**AIM OF THE TASK:** Without including the pictures, copy out every line below.

**DATA ENTRIES:**
──────────

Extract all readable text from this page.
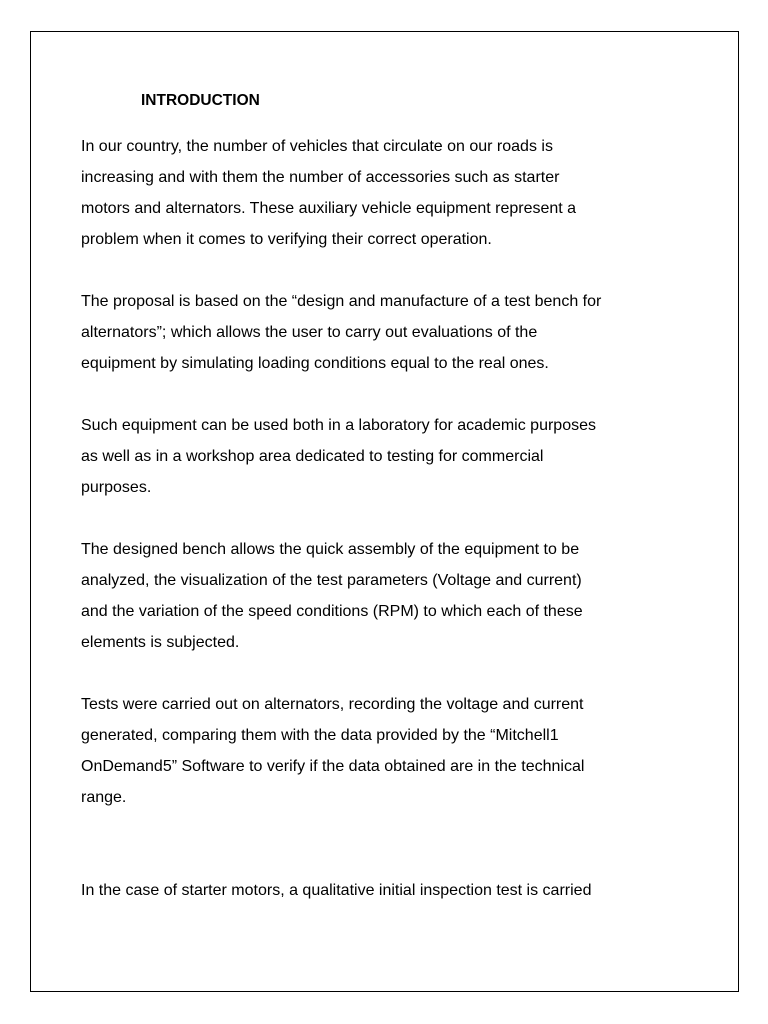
INTRODUCTION

In our country, the number of vehicles that circulate on our roads is
increasing and with them the number of accessories such as starter
motors and alternators. These auxiliary vehicle equipment represent a
problem when it comes to verifying their correct operation.

The proposal is based on the “design and manufacture of a test bench for
alternators”; which allows the user to carry out evaluations of the
equipment by simulating loading conditions equal to the real ones.

Such equipment can be used both in a laboratory for academic purposes
as well as in a workshop area dedicated to testing for commercial
purposes.

The designed bench allows the quick assembly of the equipment to be
analyzed, the visualization of the test parameters (Voltage and current)
and the variation of the speed conditions (RPM) to which each of these
elements is subjected.

Tests were carried out on alternators, recording the voltage and current
generated, comparing them with the data provided by the “Mitchell1
OnDemand5” Software to verify if the data obtained are in the technical
range.

In the case of starter motors, a qualitative initial inspection test is carried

──────────

**PROBLEM SOLUTION:**
Extract all readable text from this page.
INTRODUCTION

In our country, the number of vehicles that circulate on our roads is
increasing and with them the number of accessories such as starter
motors and alternators. These auxiliary vehicle equipment represent a
problem when it comes to verifying their correct operation.

The proposal is based on the “design and manufacture of a test bench for
alternators”; which allows the user to carry out evaluations of the
equipment by simulating loading conditions equal to the real ones.

Such equipment can be used both in a laboratory for academic purposes
as well as in a workshop area dedicated to testing for commercial
purposes.

The designed bench allows the quick assembly of the equipment to be
analyzed, the visualization of the test parameters (Voltage and current)
and the variation of the speed conditions (RPM) to which each of these
elements is subjected.

Tests were carried out on alternators, recording the voltage and current
generated, comparing them with the data provided by the “Mitchell1
OnDemand5” Software to verify if the data obtained are in the technical
range.

In the case of starter motors, a qualitative initial inspection test is carried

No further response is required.